TO DO
Count the lines below that contain the word "accurate". Give only the number.

MATERIAL FOR THE TASK
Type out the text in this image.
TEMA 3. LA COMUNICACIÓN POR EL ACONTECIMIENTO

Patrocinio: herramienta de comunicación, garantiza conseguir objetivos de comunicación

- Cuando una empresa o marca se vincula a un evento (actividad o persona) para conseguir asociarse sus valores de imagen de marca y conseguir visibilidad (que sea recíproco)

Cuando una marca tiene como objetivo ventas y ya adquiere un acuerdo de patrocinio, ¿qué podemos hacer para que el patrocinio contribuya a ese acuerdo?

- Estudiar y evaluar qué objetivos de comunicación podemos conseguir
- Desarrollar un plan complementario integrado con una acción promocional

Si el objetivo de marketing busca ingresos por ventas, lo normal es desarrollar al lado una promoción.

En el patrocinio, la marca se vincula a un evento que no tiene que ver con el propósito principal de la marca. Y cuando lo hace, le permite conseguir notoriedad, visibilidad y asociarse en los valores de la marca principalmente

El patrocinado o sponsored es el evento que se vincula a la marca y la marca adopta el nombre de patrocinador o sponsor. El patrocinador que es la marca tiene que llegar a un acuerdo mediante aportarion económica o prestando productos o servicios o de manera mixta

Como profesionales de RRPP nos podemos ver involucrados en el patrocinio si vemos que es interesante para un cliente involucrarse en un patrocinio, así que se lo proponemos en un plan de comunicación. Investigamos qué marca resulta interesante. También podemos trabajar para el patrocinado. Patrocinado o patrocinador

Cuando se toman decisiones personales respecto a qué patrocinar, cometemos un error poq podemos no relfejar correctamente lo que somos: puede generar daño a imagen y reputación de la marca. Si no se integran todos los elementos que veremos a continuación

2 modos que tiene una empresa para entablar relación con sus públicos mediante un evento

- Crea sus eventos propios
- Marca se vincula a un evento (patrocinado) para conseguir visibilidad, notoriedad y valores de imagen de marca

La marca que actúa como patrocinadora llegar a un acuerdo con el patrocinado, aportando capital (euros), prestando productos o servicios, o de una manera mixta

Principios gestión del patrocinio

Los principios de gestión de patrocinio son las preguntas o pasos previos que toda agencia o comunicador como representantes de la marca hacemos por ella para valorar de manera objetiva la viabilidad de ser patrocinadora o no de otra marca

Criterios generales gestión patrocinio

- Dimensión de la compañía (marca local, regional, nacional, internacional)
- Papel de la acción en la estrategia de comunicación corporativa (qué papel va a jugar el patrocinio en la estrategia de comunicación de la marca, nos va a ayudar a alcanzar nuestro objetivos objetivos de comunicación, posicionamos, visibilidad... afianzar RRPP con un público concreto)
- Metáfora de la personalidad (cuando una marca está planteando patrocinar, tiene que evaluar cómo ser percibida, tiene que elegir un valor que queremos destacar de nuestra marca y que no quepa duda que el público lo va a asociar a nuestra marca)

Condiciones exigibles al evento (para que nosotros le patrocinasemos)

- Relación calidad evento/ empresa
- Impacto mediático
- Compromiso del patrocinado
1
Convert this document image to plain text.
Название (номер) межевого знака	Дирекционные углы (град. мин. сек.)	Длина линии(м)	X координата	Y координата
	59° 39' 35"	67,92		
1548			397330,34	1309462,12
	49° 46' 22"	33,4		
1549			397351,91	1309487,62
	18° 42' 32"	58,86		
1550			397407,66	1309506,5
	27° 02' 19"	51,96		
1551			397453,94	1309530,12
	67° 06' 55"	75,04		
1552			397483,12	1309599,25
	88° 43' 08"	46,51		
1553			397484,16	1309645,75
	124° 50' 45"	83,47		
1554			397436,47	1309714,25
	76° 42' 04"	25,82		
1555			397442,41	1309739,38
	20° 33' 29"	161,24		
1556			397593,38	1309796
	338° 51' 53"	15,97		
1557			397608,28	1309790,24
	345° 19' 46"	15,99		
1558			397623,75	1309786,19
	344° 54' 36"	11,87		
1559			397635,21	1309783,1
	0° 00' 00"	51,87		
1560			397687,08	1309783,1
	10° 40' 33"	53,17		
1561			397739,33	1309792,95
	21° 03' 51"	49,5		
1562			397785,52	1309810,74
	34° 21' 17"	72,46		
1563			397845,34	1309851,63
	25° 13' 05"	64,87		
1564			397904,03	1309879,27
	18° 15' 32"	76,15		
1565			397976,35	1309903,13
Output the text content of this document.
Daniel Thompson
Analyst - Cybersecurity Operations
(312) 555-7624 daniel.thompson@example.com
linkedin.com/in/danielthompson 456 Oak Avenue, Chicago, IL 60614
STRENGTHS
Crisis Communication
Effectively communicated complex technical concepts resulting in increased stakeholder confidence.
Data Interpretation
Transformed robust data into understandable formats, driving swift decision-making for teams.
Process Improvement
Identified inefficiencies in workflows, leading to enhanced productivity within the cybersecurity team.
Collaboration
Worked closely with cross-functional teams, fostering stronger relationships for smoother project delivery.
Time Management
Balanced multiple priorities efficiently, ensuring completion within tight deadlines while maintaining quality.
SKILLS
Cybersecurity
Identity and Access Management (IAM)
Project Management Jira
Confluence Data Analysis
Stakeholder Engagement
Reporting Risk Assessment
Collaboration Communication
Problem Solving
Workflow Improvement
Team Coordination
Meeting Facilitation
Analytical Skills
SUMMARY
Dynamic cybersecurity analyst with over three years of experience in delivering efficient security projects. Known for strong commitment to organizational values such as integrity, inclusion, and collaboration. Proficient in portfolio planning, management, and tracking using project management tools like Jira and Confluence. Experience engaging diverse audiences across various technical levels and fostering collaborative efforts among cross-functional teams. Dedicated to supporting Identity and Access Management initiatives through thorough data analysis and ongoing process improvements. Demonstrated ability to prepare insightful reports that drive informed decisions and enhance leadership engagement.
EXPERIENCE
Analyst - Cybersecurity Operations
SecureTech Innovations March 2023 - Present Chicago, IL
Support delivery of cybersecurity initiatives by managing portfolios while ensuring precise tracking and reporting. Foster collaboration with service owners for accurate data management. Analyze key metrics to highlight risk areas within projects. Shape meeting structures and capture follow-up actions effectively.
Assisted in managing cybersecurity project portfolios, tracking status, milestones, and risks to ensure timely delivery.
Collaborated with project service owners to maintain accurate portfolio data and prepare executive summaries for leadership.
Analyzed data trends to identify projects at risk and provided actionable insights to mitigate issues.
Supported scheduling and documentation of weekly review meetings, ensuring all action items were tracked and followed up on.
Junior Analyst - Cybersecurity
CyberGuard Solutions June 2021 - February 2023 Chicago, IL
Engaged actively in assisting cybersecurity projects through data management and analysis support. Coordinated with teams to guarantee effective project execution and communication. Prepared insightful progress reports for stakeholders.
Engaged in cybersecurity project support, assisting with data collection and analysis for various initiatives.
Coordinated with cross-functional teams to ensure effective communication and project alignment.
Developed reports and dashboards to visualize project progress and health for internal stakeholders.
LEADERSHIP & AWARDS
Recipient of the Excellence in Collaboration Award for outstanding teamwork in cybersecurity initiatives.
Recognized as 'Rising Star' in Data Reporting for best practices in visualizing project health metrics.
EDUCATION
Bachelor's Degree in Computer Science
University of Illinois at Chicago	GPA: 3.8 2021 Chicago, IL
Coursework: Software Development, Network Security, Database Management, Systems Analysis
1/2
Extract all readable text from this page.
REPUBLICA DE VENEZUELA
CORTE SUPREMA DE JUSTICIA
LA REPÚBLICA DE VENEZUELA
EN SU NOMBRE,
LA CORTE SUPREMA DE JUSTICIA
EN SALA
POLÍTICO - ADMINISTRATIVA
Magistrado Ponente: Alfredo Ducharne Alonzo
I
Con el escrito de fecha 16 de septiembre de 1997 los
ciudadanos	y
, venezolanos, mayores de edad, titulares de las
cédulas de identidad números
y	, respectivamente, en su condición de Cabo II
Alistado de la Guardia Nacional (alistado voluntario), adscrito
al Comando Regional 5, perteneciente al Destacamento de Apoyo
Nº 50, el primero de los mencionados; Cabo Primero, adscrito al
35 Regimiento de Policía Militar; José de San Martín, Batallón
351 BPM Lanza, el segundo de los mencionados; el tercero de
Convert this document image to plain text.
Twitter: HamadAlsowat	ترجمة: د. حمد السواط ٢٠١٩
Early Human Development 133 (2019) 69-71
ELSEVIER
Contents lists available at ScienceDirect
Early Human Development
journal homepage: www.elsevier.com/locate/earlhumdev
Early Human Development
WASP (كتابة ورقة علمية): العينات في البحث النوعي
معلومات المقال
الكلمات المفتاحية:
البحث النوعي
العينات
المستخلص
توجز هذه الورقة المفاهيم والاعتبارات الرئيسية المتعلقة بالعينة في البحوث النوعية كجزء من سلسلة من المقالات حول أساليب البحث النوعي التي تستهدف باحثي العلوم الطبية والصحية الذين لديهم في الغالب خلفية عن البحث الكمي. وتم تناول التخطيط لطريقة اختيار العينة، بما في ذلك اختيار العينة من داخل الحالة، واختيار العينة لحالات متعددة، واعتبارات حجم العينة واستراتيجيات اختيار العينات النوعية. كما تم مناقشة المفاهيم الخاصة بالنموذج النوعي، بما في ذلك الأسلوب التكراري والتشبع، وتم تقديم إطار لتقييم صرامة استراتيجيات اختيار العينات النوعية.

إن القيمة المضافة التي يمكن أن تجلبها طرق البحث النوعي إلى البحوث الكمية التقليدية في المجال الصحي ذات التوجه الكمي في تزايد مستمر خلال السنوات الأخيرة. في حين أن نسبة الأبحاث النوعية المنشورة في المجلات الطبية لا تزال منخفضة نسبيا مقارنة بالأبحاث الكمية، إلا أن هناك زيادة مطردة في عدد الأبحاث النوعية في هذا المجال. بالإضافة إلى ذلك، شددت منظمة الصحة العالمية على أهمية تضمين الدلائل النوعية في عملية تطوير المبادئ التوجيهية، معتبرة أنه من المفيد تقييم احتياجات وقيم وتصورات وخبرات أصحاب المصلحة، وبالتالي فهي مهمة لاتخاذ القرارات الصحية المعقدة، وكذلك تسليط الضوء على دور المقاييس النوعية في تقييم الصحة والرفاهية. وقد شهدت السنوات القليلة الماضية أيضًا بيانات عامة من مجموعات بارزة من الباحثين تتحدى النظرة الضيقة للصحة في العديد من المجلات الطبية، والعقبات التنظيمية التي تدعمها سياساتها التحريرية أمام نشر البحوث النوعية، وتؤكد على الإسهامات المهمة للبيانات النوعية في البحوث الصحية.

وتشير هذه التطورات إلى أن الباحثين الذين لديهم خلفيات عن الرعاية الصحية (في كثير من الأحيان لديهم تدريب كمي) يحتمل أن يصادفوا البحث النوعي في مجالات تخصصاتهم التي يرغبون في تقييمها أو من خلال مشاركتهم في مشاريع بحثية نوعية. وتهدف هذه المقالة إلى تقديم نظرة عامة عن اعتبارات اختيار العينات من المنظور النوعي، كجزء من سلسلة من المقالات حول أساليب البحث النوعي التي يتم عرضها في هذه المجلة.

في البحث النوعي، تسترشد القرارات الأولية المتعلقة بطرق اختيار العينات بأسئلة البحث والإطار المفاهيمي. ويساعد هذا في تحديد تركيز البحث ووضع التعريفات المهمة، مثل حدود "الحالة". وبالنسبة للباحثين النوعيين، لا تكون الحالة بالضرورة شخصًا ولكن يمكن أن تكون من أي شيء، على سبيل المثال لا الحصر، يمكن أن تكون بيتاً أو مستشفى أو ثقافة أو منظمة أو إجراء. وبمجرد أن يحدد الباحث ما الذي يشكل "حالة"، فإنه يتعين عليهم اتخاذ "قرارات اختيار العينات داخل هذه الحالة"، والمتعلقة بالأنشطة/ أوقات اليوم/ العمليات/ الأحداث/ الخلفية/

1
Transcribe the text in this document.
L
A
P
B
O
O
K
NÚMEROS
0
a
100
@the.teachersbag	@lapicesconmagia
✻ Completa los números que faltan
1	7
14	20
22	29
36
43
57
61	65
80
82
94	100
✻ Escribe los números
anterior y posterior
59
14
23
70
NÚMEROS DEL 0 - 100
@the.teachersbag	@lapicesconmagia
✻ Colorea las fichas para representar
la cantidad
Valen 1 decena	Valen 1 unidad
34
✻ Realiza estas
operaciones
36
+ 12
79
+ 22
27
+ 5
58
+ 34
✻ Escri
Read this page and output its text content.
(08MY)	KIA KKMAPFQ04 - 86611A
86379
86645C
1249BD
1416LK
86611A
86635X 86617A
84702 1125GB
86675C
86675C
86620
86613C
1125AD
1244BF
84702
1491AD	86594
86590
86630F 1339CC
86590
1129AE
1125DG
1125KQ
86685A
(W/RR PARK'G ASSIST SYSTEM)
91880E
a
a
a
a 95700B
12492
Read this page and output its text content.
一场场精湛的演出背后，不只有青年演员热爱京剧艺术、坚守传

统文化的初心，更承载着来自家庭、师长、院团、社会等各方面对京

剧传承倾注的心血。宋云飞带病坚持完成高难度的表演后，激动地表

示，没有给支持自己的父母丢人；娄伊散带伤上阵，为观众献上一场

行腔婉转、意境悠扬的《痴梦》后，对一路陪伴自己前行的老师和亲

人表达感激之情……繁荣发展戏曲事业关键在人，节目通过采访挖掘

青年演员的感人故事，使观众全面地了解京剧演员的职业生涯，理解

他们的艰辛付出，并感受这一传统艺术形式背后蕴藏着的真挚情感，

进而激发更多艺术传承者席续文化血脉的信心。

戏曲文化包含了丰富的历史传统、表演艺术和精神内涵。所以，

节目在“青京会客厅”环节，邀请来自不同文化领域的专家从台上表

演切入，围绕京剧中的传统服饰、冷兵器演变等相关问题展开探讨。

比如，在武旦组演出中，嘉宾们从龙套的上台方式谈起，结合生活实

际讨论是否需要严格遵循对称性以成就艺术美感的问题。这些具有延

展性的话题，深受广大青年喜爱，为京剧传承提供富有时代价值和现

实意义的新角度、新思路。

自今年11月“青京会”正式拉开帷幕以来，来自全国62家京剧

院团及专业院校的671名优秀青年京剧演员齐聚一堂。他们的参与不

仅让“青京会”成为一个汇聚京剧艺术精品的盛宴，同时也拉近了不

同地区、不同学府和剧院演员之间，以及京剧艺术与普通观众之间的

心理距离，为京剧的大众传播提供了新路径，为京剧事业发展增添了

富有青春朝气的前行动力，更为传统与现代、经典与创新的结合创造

COMPLETE RESPONSE
2